[SET EXERCISE]: Copy everything in the data below exactly except the pictures.

____

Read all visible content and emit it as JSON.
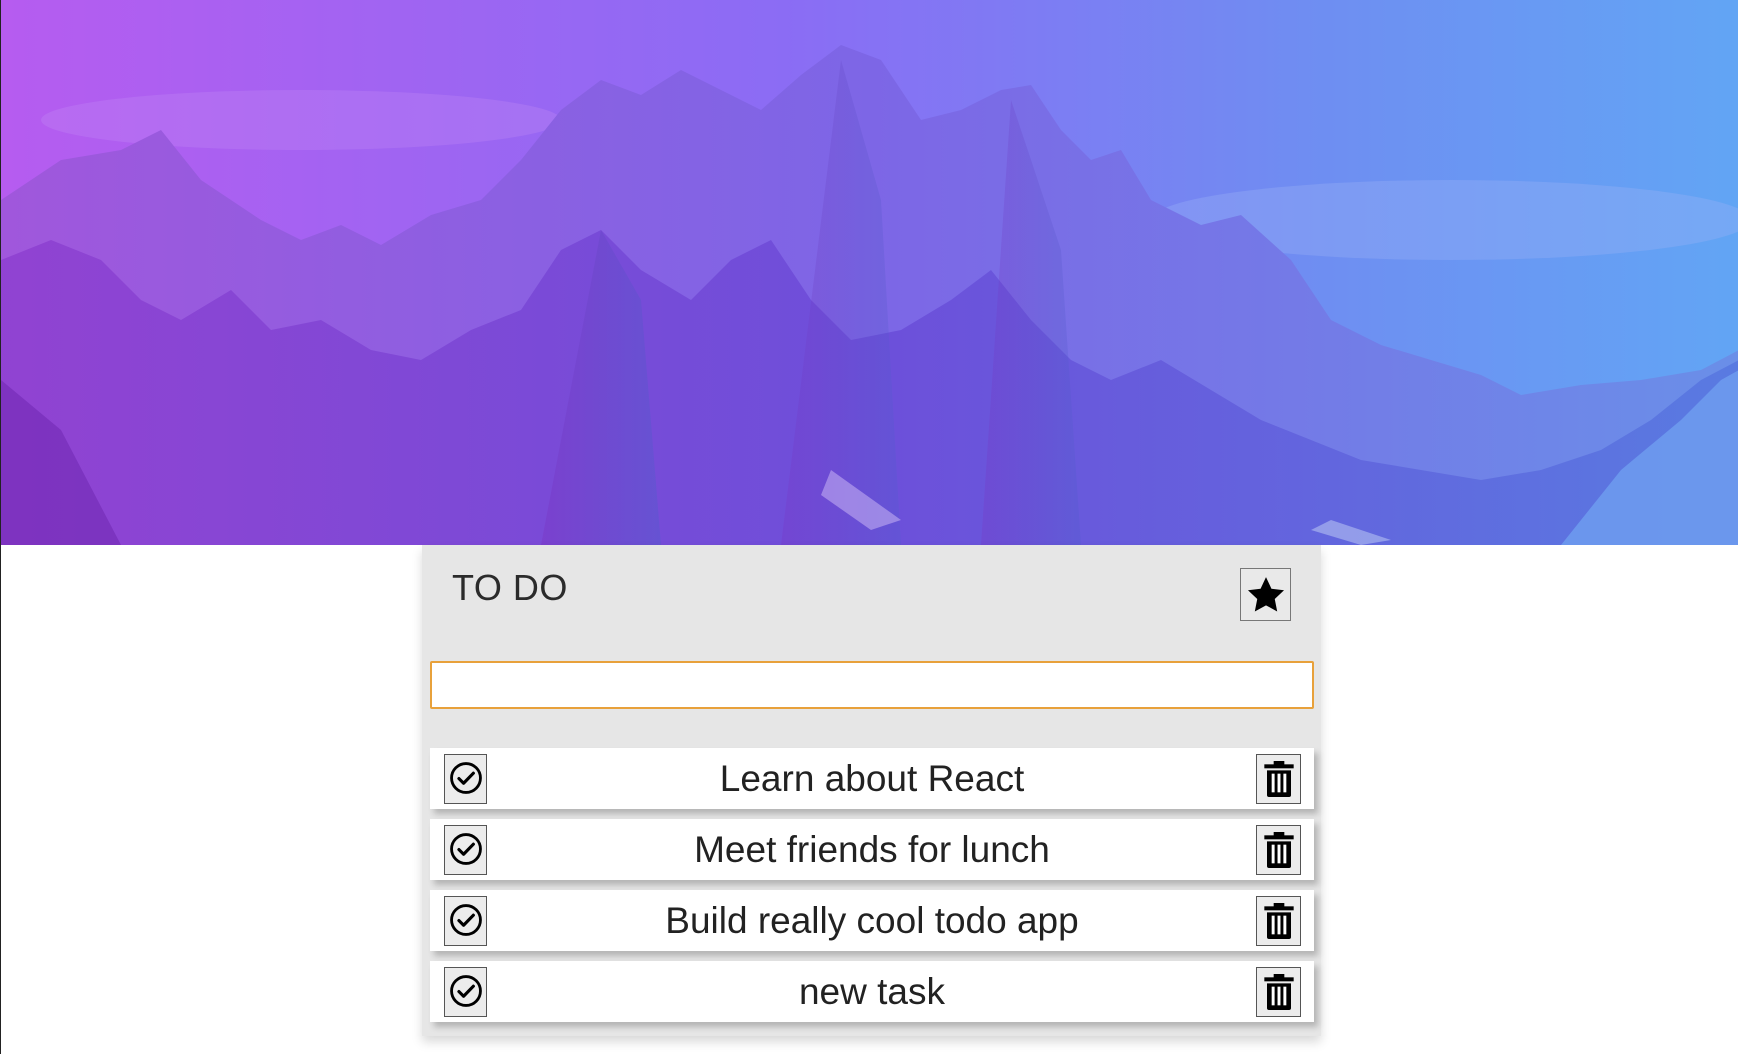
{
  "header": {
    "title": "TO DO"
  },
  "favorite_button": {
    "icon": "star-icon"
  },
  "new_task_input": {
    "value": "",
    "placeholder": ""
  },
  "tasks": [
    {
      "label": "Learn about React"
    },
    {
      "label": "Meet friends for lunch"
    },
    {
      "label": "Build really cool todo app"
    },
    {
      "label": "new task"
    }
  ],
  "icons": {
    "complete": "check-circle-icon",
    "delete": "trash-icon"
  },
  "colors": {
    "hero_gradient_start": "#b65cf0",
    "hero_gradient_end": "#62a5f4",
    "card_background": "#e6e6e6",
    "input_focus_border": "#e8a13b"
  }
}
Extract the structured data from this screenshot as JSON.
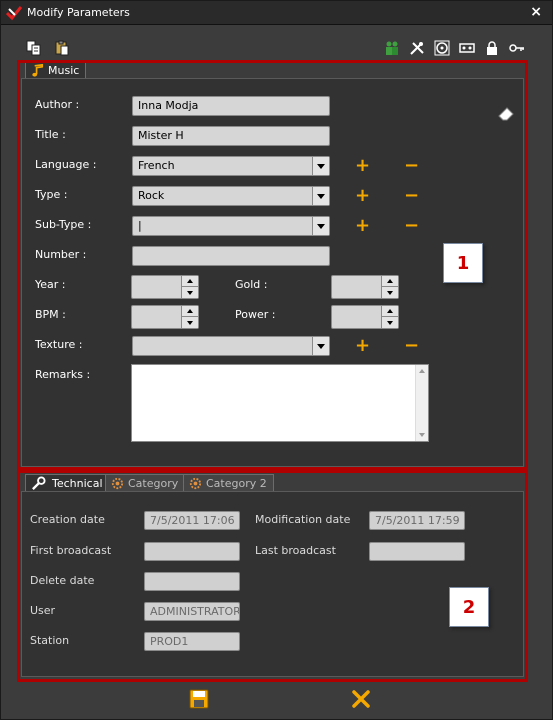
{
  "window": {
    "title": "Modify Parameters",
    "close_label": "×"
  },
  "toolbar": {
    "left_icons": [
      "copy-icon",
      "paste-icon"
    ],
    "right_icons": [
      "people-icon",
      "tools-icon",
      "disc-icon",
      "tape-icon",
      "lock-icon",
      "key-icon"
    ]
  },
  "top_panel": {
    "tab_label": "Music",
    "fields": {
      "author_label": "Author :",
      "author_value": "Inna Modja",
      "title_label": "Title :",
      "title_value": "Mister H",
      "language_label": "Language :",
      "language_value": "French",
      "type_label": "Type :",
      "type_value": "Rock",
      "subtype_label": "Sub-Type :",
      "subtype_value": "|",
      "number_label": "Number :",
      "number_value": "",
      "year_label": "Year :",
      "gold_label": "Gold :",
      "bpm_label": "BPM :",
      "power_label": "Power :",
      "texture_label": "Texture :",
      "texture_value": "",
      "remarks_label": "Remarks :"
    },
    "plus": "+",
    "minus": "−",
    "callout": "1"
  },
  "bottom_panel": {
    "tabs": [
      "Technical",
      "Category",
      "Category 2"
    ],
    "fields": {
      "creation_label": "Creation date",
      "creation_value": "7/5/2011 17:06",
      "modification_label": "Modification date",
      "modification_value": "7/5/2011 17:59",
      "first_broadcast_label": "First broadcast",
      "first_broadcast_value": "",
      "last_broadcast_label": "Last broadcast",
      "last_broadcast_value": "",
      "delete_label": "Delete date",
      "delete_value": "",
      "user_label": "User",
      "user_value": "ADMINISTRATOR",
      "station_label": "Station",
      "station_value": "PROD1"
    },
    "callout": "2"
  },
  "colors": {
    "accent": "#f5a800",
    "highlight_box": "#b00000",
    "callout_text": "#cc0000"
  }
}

____

[RESULT FOR THIS EXERCISE]:
Read all visible content and emit it as JSON.
{
  "header": {
    "title": "TO DO"
  },
  "favorite_button": {
    "icon": "star-icon"
  },
  "new_task_input": {
    "value": "",
    "placeholder": ""
  },
  "tasks": [
    {
      "label": "Learn about React"
    },
    {
      "label": "Meet friends for lunch"
    },
    {
      "label": "Build really cool todo app"
    },
    {
      "label": "new task"
    }
  ],
  "icons": {
    "complete": "check-circle-icon",
    "delete": "trash-icon"
  },
  "colors": {
    "hero_gradient_start": "#b65cf0",
    "hero_gradient_end": "#62a5f4",
    "card_background": "#e6e6e6",
    "input_focus_border": "#e8a13b"
  }
}
Extract the structured data from this screenshot as JSON.
{
  "window": {
    "title": "Modify Parameters",
    "close_label": "×"
  },
  "toolbar": {
    "left_icons": [
      "copy-icon",
      "paste-icon"
    ],
    "right_icons": [
      "people-icon",
      "tools-icon",
      "disc-icon",
      "tape-icon",
      "lock-icon",
      "key-icon"
    ]
  },
  "top_panel": {
    "tab_label": "Music",
    "fields": {
      "author_label": "Author :",
      "author_value": "Inna Modja",
      "title_label": "Title :",
      "title_value": "Mister H",
      "language_label": "Language :",
      "language_value": "French",
      "type_label": "Type :",
      "type_value": "Rock",
      "subtype_label": "Sub-Type :",
      "subtype_value": "|",
      "number_label": "Number :",
      "number_value": "",
      "year_label": "Year :",
      "gold_label": "Gold :",
      "bpm_label": "BPM :",
      "power_label": "Power :",
      "texture_label": "Texture :",
      "texture_value": "",
      "remarks_label": "Remarks :"
    },
    "plus": "+",
    "minus": "−",
    "callout": "1"
  },
  "bottom_panel": {
    "tabs": [
      "Technical",
      "Category",
      "Category 2"
    ],
    "fields": {
      "creation_label": "Creation date",
      "creation_value": "7/5/2011 17:06",
      "modification_label": "Modification date",
      "modification_value": "7/5/2011 17:59",
      "first_broadcast_label": "First broadcast",
      "first_broadcast_value": "",
      "last_broadcast_label": "Last broadcast",
      "last_broadcast_value": "",
      "delete_label": "Delete date",
      "delete_value": "",
      "user_label": "User",
      "user_value": "ADMINISTRATOR",
      "station_label": "Station",
      "station_value": "PROD1"
    },
    "callout": "2"
  },
  "colors": {
    "accent": "#f5a800",
    "highlight_box": "#b00000",
    "callout_text": "#cc0000"
  }
}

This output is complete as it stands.